━━━━━ EXERCISE MATERIALS ━━━━━
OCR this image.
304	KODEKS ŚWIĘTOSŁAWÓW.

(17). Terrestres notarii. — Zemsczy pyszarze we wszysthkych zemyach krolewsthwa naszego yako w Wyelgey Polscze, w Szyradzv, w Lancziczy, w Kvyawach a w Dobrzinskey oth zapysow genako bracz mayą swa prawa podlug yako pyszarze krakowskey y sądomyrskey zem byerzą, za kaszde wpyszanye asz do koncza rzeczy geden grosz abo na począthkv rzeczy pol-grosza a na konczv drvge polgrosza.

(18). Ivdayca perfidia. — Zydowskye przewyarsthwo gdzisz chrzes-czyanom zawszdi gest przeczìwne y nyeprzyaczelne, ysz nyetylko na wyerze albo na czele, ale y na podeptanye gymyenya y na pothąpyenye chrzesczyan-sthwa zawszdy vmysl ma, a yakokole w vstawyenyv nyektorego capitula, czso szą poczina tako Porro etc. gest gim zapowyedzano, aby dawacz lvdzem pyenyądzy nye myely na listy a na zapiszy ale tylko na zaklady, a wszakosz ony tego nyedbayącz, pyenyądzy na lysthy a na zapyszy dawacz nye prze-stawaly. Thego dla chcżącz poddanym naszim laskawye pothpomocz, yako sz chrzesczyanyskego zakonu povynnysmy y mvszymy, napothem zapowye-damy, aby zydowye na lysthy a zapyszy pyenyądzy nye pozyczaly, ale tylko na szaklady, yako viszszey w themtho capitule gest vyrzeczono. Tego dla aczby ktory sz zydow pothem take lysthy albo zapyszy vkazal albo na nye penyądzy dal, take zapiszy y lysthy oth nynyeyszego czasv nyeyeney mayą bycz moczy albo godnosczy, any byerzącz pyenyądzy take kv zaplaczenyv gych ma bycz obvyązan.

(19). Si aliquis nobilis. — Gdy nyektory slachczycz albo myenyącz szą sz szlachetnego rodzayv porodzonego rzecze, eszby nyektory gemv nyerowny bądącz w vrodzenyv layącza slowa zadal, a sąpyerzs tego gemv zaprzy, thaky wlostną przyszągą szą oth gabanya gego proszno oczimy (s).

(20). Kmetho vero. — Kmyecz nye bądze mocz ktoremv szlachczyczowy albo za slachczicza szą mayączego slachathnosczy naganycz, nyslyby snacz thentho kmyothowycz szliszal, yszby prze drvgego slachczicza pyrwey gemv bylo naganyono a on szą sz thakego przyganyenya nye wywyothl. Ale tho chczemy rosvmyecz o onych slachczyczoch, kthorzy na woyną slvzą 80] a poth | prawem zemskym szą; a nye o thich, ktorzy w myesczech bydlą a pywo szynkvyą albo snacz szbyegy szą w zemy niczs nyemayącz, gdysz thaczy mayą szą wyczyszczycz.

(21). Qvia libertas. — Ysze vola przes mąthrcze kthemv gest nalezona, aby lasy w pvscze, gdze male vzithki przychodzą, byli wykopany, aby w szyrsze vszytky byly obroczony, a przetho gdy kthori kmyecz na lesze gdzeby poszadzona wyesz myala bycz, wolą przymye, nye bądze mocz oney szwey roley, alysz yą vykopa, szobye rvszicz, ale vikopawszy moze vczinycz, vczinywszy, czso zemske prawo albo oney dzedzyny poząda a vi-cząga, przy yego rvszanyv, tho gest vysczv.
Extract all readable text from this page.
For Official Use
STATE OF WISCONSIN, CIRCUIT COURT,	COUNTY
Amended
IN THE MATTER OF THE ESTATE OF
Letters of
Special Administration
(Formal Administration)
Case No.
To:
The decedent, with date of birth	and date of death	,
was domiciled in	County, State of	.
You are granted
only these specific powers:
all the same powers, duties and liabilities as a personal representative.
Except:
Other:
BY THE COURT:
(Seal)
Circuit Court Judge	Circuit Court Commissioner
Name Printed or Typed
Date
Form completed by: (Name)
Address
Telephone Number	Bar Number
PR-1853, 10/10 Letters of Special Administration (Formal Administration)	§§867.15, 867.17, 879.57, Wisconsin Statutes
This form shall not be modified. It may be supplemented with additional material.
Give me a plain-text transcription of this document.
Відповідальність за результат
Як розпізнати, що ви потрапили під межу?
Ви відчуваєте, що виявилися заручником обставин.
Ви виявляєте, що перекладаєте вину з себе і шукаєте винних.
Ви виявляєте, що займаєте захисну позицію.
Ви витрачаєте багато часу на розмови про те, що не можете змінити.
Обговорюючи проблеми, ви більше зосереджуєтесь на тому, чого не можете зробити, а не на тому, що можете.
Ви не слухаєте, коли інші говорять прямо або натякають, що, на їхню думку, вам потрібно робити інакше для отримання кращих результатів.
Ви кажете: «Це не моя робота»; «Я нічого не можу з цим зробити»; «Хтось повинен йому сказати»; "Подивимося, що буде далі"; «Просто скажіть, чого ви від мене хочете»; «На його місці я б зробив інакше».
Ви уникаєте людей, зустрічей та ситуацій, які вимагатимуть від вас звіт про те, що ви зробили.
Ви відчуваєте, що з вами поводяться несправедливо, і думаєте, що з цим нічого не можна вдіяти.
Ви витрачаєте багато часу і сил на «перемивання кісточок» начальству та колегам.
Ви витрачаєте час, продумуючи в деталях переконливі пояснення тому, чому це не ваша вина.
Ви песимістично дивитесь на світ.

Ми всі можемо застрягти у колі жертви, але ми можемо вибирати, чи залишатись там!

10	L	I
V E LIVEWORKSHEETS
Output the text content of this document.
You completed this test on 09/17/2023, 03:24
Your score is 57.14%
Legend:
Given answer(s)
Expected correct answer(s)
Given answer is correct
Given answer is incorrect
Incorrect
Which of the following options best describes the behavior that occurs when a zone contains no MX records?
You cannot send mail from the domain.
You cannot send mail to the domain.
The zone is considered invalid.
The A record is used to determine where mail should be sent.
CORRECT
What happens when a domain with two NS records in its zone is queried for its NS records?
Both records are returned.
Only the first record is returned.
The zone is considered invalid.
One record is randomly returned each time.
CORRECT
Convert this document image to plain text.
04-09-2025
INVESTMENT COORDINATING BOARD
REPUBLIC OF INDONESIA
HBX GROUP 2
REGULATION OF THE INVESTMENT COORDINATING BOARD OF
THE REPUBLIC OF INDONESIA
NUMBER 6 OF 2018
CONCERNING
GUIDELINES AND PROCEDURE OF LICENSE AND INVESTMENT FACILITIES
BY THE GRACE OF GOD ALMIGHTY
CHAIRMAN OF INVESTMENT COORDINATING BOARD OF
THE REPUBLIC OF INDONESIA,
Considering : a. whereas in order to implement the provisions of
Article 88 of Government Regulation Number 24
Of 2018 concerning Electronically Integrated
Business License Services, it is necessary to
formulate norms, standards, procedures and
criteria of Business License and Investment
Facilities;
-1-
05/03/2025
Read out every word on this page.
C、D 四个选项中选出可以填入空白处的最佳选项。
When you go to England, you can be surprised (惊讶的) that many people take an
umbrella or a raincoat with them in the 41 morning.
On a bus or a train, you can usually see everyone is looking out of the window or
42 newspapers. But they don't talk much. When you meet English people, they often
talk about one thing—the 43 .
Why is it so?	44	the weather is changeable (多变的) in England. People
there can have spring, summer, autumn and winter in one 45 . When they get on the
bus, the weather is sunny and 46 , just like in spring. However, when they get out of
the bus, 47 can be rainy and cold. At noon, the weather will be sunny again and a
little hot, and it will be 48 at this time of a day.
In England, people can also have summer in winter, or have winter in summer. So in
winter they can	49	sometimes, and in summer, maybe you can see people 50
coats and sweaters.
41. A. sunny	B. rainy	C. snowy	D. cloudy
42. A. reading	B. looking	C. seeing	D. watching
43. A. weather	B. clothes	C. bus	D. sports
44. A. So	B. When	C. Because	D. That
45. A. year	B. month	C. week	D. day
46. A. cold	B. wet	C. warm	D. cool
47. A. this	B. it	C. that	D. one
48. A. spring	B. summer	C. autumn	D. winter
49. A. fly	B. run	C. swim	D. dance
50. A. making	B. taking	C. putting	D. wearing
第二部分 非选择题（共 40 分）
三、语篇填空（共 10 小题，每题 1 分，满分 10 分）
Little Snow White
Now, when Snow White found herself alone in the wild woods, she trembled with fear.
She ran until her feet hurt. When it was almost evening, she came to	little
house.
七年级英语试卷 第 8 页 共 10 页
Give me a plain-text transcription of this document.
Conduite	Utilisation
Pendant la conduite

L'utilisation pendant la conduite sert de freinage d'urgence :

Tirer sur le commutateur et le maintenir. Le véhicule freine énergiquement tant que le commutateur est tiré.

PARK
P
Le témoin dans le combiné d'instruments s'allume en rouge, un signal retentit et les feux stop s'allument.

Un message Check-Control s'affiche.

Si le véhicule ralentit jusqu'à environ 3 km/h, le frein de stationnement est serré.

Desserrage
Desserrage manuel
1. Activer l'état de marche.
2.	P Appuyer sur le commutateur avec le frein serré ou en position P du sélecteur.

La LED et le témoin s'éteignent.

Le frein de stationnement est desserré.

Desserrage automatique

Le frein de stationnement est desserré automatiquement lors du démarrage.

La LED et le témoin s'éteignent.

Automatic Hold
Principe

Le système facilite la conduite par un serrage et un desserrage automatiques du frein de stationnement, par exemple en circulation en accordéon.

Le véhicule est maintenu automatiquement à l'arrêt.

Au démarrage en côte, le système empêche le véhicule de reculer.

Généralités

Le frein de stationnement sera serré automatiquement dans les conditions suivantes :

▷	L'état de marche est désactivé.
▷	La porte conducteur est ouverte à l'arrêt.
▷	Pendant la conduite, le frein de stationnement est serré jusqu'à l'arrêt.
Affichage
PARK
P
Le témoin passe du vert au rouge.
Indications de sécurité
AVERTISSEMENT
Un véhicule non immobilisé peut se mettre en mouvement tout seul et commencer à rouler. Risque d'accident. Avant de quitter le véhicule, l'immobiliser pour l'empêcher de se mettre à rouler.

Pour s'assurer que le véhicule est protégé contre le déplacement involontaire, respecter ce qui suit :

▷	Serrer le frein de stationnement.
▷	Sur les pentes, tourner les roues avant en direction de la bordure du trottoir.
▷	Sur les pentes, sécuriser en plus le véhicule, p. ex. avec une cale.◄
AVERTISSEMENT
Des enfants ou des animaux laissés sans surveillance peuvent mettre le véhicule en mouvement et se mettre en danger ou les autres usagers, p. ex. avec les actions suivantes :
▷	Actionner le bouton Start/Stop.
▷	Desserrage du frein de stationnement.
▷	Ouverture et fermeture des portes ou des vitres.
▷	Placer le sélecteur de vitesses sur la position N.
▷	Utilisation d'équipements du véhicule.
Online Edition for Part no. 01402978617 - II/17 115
━━━━━
_STATED GOAL_
All lines above containing the string "cannot" are to be collected.

_THE COMPLETED TASK_
You cannot send mail from the domain.
You cannot send mail to the domain.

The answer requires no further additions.